- _Work to complete_
Determine the number of lines where "Standards" occurs and reply with that number by itself.

Stored records
──────

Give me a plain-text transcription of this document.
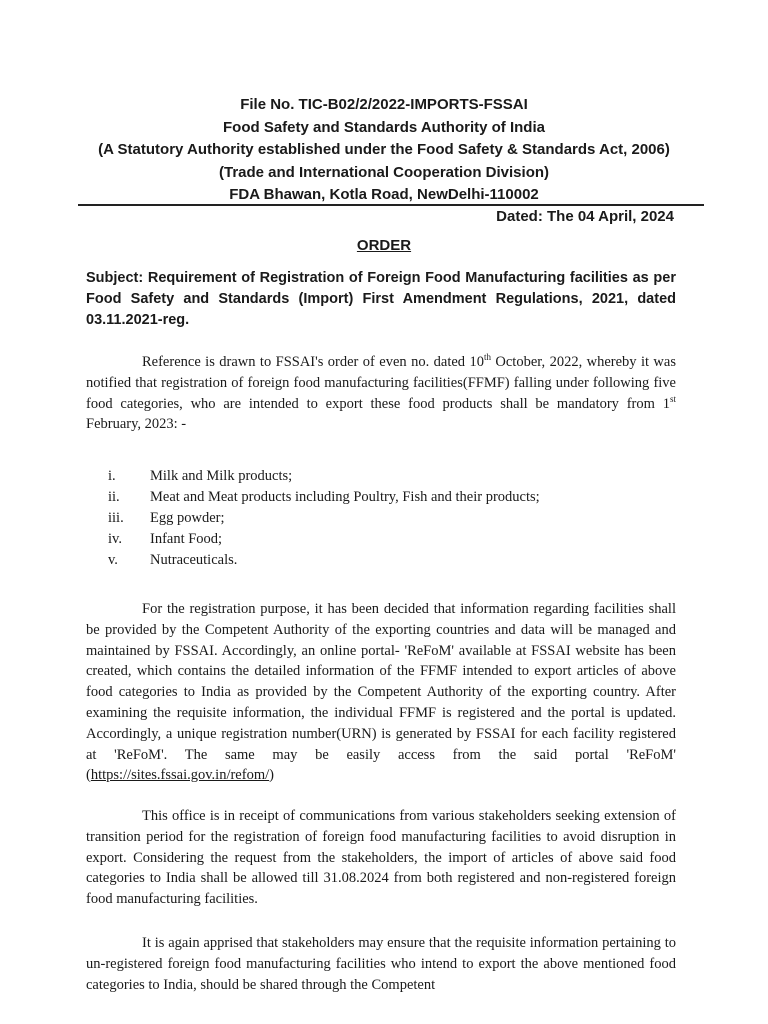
File No. TIC-B02/2/2022-IMPORTS-FSSAI
Food Safety and Standards Authority of India
(A Statutory Authority established under the Food Safety & Standards Act, 2006)
(Trade and International Cooperation Division)
FDA Bhawan, Kotla Road, NewDelhi-110002
Dated: The 04 April, 2024
ORDER
Subject: Requirement of Registration of Foreign Food Manufacturing facilities as per Food Safety and Standards (Import) First Amendment Regulations, 2021, dated 03.11.2021-reg.
Reference is drawn to FSSAI's order of even no. dated 10th October, 2022, whereby it was notified that registration of foreign food manufacturing facilities(FFMF) falling under following five food categories, who are intended to export these food products shall be mandatory from 1st February, 2023: -
i.	Milk and Milk products;
ii.	Meat and Meat products including Poultry, Fish and their products;
iii.	Egg powder;
iv.	Infant Food;
v.	Nutraceuticals.
For the registration purpose, it has been decided that information regarding facilities shall be provided by the Competent Authority of the exporting countries and data will be managed and maintained by FSSAI. Accordingly, an online portal- 'ReFoM' available at FSSAI website has been created, which contains the detailed information of the FFMF intended to export articles of above food categories to India as provided by the Competent Authority of the exporting country. After examining the requisite information, the individual FFMF is registered and the portal is updated. Accordingly, a unique registration number(URN) is generated by FSSAI for each facility registered at 'ReFoM'. The same may be easily access from the said portal 'ReFoM' (https://sites.fssai.gov.in/refom/)
This office is in receipt of communications from various stakeholders seeking extension of transition period for the registration of foreign food manufacturing facilities to avoid disruption in export. Considering the request from the stakeholders, the import of articles of above said food categories to India shall be allowed till 31.08.2024 from both registered and non-registered foreign food manufacturing facilities.
It is again apprised that stakeholders may ensure that the requisite information pertaining to un-registered foreign food manufacturing facilities who intend to export the above mentioned food categories to India, should be shared through the Competent
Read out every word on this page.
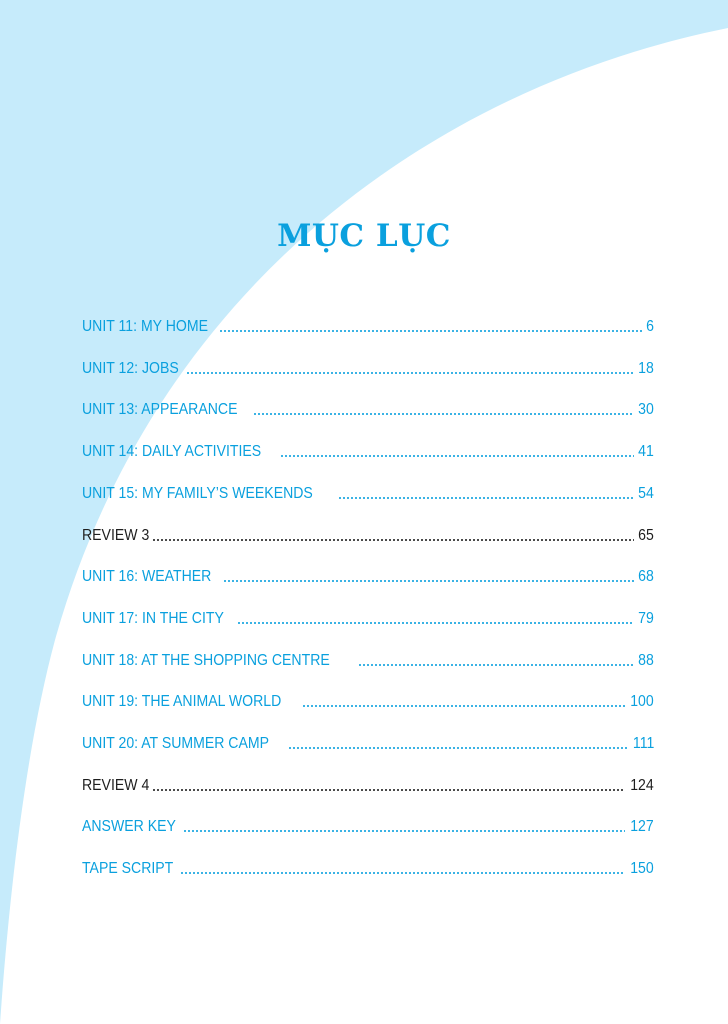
MỤC LỤC
UNIT 11: MY HOME	6
UNIT 12: JOBS	18
UNIT 13: APPEARANCE	30
UNIT 14: DAILY ACTIVITIES	41
UNIT 15: MY FAMILY’S WEEKENDS	54
REVIEW 3	65
UNIT 16: WEATHER	68
UNIT 17: IN THE CITY	79
UNIT 18: AT THE SHOPPING CENTRE	88
UNIT 19: THE ANIMAL WORLD	100
UNIT 20: AT SUMMER CAMP	111
REVIEW 4	124
ANSWER KEY	127
TAPE SCRIPT	150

──────

- _The solution_
3